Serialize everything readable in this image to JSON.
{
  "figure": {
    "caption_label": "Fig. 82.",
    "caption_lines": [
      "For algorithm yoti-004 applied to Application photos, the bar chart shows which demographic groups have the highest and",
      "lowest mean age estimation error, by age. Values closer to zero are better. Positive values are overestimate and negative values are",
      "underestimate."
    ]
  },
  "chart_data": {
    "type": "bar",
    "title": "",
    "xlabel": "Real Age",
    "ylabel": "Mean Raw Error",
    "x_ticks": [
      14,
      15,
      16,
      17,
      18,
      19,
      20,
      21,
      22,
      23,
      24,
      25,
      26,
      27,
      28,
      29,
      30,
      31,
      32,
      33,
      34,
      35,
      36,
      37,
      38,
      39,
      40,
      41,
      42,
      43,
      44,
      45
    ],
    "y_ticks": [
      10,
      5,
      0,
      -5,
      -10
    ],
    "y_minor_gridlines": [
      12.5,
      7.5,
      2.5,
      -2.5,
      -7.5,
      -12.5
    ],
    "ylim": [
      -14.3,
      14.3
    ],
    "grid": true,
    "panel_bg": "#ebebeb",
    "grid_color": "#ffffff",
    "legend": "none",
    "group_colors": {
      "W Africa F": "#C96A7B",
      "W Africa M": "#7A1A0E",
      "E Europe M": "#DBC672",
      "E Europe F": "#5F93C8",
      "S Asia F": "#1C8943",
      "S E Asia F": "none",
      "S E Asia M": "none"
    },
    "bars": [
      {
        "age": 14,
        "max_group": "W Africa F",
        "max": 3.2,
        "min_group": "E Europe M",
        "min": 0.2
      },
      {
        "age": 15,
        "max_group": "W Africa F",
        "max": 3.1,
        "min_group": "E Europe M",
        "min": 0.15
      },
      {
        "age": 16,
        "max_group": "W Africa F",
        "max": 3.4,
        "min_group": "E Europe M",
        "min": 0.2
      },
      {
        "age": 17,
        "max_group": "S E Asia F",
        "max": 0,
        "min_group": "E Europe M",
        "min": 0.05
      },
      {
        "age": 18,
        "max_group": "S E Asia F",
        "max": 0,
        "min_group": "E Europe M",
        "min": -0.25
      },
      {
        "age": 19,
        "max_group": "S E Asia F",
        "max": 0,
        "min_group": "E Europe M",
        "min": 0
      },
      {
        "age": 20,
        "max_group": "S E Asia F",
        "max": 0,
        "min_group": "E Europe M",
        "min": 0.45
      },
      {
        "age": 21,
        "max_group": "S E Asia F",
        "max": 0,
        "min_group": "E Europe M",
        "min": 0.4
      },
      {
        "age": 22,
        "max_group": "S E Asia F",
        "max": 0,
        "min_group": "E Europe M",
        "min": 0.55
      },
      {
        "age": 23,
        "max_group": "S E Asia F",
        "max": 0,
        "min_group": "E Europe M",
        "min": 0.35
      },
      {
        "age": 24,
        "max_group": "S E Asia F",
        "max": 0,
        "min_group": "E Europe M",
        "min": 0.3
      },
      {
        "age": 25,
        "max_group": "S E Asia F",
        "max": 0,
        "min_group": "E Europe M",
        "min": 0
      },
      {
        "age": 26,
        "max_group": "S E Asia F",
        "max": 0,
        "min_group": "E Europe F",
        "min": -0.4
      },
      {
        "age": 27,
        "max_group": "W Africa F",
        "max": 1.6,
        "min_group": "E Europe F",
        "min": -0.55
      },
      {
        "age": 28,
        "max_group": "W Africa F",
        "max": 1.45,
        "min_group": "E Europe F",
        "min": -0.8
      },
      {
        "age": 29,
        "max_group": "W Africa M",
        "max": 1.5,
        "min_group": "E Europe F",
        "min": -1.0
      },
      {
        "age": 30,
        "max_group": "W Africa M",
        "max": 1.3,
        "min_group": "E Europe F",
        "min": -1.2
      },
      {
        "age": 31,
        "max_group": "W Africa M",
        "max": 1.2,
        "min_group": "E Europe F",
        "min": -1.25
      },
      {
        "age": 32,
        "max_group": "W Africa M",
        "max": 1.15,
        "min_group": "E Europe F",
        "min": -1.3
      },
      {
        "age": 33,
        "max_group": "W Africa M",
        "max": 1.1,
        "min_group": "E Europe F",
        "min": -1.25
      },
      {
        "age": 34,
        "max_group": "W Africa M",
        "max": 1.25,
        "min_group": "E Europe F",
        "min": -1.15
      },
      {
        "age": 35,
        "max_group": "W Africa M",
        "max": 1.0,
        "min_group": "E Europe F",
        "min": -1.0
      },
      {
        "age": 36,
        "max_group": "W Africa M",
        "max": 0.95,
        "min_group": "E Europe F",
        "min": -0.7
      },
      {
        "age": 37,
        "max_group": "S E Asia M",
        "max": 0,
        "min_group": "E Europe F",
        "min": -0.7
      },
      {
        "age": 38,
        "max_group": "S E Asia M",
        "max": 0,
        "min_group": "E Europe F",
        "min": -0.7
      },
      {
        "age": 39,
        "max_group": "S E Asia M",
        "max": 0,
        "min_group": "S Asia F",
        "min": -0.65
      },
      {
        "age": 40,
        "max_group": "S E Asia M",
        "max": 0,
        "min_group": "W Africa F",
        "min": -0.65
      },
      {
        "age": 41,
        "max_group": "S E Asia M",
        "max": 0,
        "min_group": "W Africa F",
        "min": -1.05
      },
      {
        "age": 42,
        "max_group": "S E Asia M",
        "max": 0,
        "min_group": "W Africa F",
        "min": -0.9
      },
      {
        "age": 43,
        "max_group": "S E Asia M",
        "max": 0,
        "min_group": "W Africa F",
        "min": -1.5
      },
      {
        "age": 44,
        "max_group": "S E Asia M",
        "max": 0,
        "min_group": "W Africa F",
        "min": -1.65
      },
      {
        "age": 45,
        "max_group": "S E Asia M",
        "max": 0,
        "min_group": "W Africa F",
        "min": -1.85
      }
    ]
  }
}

WHAT YOU ARE ASKED TO DO - Report the number of lines in the listing above that include the word "none", and nothing else.

ANSWER IN FULL - 3